◆ SET TASK ◆
From the entries below, extract every line that includes the word "Deşeuri".

[Excerpt from a dataset]
_ _ _ _ _ _ _
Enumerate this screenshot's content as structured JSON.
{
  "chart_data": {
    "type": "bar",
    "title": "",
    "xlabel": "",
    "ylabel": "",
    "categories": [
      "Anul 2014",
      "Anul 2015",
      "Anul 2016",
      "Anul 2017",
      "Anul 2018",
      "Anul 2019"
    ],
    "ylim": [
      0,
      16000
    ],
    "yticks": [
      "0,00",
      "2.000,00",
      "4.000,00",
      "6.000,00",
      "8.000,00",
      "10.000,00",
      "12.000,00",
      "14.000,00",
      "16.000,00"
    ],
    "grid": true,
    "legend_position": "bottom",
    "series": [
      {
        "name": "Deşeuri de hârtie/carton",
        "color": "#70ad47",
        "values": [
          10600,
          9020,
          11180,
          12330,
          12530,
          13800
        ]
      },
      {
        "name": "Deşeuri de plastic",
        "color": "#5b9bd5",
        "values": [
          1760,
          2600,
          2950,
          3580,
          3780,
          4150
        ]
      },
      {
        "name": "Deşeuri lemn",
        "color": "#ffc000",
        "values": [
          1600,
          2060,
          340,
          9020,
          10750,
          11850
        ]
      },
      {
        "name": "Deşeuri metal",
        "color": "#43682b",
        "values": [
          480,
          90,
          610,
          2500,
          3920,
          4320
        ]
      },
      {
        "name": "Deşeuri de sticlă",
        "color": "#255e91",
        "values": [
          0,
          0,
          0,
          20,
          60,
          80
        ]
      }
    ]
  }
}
_ _ _ _ _ _ _
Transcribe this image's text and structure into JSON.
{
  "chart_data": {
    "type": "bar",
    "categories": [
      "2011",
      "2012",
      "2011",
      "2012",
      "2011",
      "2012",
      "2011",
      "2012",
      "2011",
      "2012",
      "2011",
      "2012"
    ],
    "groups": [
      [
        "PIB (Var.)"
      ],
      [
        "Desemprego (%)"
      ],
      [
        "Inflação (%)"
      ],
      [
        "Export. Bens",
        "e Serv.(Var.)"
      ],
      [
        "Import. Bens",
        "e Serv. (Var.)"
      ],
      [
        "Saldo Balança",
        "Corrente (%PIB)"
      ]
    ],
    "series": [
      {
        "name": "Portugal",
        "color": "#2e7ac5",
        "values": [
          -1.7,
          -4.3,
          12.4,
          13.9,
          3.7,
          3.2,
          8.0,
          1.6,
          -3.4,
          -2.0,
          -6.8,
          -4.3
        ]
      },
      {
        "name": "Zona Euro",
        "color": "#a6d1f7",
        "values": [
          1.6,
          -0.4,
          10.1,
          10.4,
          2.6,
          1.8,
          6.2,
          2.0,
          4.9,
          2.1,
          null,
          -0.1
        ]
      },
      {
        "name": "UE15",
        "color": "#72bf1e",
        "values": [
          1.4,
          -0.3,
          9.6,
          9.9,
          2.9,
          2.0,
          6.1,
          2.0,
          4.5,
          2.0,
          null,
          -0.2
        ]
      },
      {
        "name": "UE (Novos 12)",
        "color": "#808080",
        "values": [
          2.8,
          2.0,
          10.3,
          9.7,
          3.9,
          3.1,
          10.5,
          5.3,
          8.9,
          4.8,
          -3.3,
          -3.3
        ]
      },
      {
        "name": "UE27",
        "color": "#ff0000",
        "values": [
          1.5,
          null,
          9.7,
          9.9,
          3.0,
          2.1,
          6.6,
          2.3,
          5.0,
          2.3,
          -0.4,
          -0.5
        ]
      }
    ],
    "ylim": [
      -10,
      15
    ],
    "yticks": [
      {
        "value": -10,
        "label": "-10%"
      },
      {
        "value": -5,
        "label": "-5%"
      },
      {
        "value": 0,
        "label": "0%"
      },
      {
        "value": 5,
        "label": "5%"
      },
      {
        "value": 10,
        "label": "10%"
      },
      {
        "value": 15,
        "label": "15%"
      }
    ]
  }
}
_ _ _ _ _ _ _
◆ EXERCISE RESULT ◆
        "name": "Deşeuri de hârtie/carton",
        "name": "Deşeuri de plastic",
        "name": "Deşeuri lemn",
        "name": "Deşeuri metal",
        "name": "Deşeuri de sticlă",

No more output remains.